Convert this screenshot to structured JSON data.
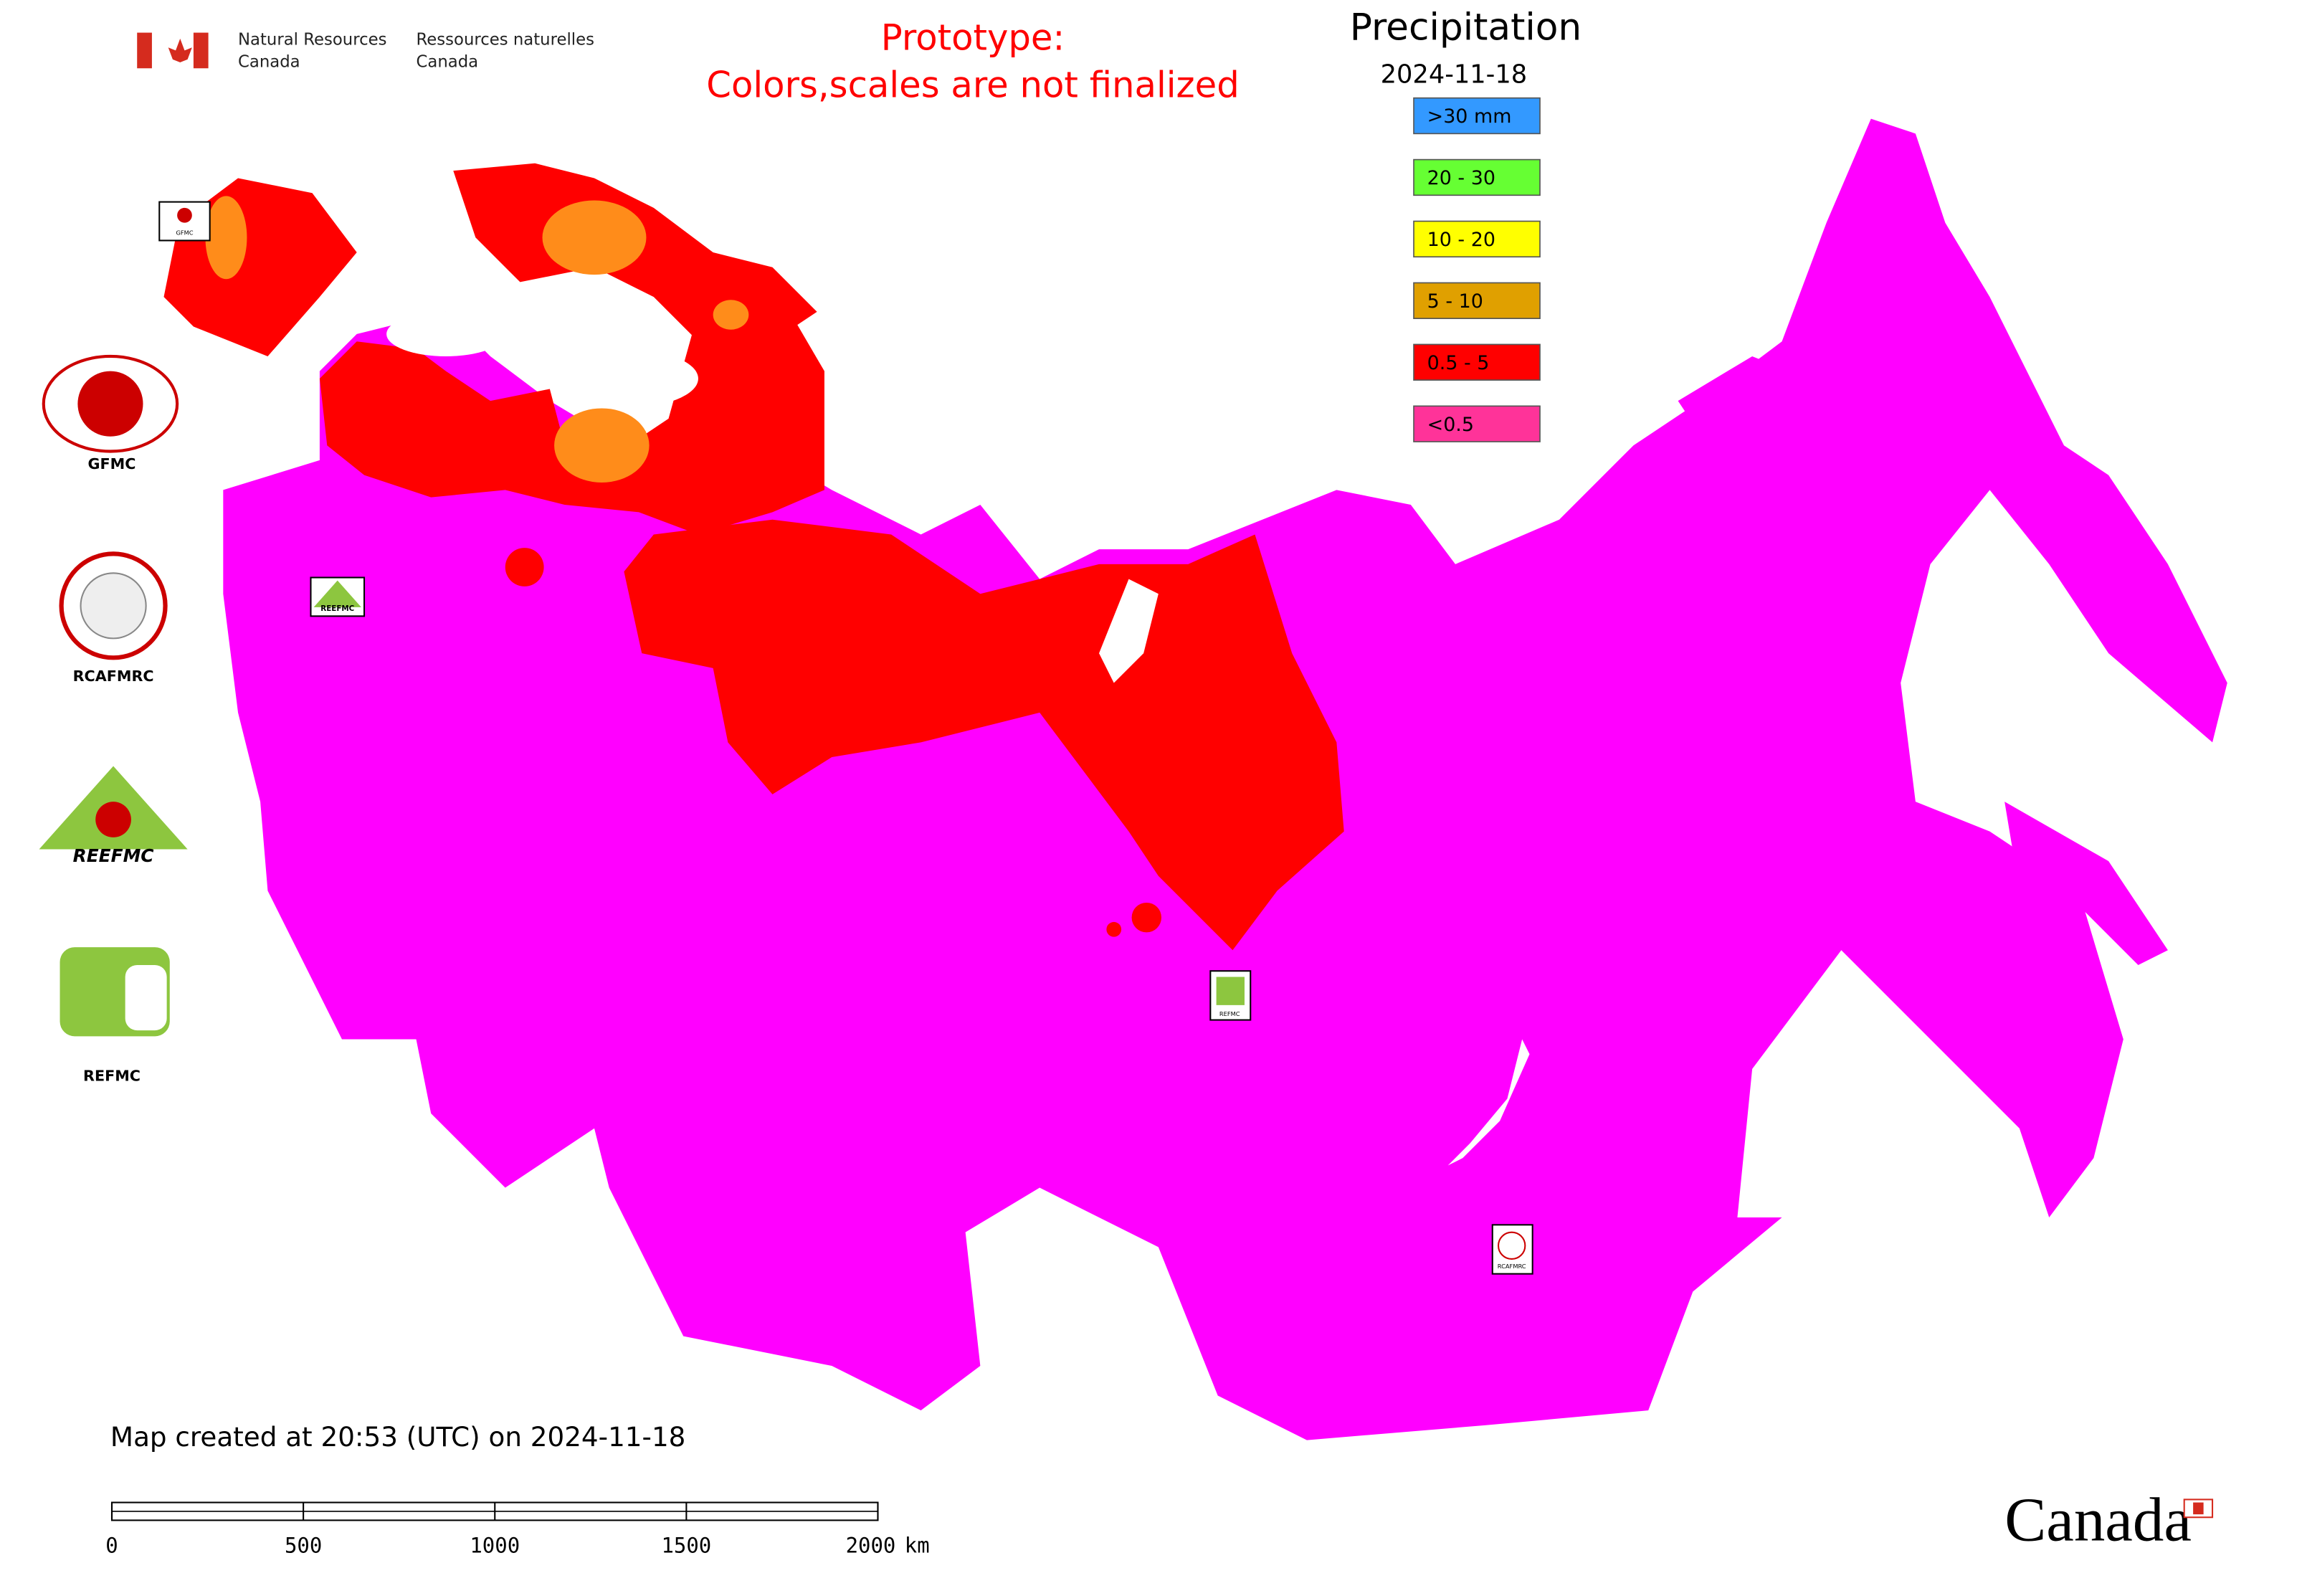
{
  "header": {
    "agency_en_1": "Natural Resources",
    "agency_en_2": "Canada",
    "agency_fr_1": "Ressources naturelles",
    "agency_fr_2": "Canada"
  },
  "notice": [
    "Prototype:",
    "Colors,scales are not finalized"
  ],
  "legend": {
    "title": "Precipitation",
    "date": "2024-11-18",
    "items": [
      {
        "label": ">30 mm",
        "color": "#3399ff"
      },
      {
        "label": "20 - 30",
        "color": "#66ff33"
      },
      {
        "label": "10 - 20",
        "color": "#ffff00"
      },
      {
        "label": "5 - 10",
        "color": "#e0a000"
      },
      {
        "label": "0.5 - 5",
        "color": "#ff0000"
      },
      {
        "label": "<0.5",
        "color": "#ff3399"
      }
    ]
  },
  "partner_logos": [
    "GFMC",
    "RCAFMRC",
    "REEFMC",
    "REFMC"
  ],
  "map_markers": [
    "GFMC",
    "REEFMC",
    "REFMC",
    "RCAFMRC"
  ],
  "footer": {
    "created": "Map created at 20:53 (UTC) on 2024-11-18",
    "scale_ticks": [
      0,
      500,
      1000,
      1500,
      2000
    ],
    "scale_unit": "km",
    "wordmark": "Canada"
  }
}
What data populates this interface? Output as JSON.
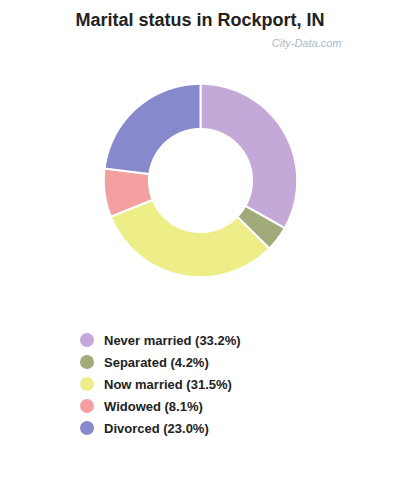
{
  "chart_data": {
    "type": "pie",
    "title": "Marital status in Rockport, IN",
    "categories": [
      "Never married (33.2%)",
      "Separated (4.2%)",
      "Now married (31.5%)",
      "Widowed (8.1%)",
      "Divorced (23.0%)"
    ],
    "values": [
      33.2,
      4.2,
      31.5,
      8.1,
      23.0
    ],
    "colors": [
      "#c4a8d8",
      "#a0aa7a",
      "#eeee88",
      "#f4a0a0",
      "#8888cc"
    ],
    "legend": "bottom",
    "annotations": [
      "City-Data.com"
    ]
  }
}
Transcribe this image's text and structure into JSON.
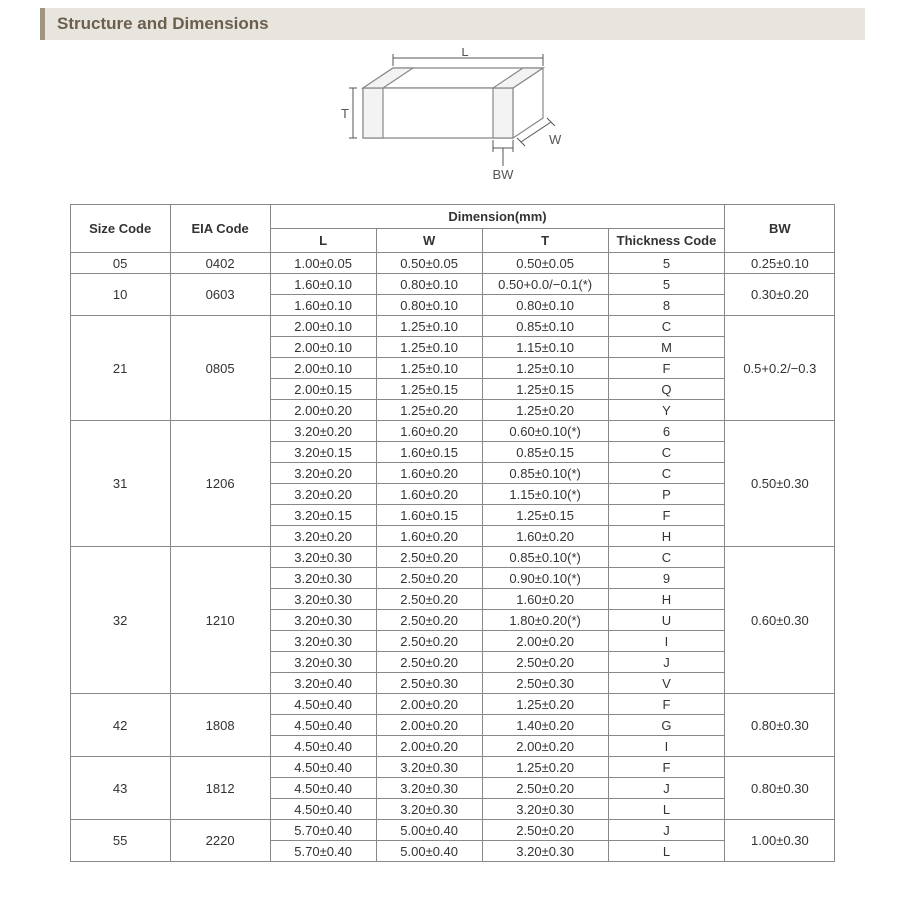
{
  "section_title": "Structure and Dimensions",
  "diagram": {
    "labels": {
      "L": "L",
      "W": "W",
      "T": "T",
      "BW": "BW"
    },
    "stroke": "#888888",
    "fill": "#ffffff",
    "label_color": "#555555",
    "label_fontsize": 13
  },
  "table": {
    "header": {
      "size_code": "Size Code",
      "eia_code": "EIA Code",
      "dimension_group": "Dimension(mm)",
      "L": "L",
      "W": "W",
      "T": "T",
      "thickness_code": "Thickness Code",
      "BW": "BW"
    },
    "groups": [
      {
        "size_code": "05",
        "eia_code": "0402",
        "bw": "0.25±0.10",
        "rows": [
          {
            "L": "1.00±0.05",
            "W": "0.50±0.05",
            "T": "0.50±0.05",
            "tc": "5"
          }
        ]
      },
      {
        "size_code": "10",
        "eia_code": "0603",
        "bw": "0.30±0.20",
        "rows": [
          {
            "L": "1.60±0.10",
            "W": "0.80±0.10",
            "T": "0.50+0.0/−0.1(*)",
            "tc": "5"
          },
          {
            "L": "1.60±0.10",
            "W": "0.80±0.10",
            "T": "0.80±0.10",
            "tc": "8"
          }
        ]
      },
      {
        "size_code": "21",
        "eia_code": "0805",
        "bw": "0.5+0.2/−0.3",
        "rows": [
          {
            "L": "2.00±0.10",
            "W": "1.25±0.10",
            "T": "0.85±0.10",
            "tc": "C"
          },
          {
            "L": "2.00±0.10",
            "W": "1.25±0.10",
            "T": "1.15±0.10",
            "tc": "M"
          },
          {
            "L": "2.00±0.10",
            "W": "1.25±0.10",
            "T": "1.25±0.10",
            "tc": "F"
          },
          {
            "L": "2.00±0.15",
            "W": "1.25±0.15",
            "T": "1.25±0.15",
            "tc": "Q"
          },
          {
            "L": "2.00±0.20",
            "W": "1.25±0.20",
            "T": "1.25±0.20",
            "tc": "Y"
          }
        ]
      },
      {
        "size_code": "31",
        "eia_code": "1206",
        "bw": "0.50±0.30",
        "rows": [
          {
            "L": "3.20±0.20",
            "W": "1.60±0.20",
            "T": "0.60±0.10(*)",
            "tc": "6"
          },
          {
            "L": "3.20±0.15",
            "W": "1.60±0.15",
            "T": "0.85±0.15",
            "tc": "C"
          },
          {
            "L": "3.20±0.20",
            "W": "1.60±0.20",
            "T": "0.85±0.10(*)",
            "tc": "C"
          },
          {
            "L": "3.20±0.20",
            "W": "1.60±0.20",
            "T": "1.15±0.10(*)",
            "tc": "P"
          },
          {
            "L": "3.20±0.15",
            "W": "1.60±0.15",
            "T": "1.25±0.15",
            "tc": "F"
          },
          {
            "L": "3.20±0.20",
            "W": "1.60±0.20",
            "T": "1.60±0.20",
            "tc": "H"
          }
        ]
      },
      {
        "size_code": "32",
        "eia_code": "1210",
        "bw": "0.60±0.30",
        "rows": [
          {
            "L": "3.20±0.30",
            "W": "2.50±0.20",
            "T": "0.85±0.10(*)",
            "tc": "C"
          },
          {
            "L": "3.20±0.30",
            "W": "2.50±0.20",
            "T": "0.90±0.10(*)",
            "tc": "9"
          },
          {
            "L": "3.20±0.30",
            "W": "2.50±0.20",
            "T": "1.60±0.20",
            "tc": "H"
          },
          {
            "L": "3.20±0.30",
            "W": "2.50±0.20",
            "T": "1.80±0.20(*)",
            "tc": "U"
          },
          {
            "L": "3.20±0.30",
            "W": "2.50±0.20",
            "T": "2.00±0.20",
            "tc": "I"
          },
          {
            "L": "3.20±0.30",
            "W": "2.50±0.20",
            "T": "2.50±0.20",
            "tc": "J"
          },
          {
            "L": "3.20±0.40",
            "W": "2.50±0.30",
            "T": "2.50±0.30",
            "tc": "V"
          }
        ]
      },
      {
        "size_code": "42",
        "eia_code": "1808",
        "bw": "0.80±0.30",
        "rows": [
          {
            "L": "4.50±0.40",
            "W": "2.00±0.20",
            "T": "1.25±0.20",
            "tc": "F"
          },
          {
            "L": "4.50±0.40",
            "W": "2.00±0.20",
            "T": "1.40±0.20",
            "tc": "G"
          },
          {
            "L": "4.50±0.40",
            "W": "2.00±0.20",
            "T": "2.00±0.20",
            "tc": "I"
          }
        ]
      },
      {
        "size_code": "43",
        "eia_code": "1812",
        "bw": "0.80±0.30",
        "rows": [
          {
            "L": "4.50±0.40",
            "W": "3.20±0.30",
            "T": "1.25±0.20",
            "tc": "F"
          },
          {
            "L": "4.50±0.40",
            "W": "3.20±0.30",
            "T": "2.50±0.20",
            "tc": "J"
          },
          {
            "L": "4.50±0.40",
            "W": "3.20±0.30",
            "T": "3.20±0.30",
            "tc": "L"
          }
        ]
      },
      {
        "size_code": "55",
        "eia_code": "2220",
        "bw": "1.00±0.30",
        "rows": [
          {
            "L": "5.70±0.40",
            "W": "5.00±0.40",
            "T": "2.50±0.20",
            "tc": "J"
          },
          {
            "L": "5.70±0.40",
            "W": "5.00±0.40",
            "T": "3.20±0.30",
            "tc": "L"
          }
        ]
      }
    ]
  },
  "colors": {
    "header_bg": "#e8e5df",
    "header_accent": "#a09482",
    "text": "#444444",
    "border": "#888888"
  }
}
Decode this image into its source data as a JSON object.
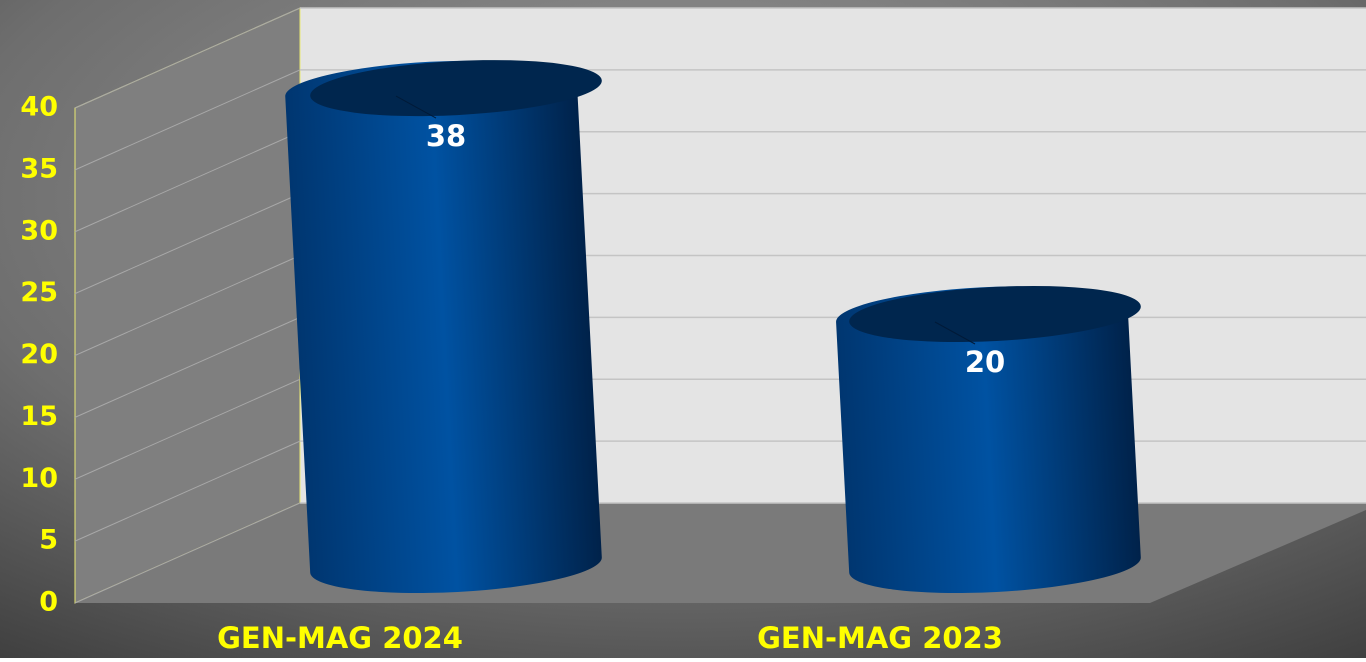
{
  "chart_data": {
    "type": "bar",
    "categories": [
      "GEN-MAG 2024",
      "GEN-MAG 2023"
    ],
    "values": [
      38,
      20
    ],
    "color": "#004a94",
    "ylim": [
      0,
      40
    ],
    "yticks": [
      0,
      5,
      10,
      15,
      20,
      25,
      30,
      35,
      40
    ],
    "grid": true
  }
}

(SHORT EXERCISE): Go through the records and pull out each line that includes the word "JSON".

(REPLY):
Convert this screenshot to structured JSON data.
What data populates this interface? Output as JSON.
Transcribe this image's text and structure into JSON.
Decode this image into its source data as a JSON object.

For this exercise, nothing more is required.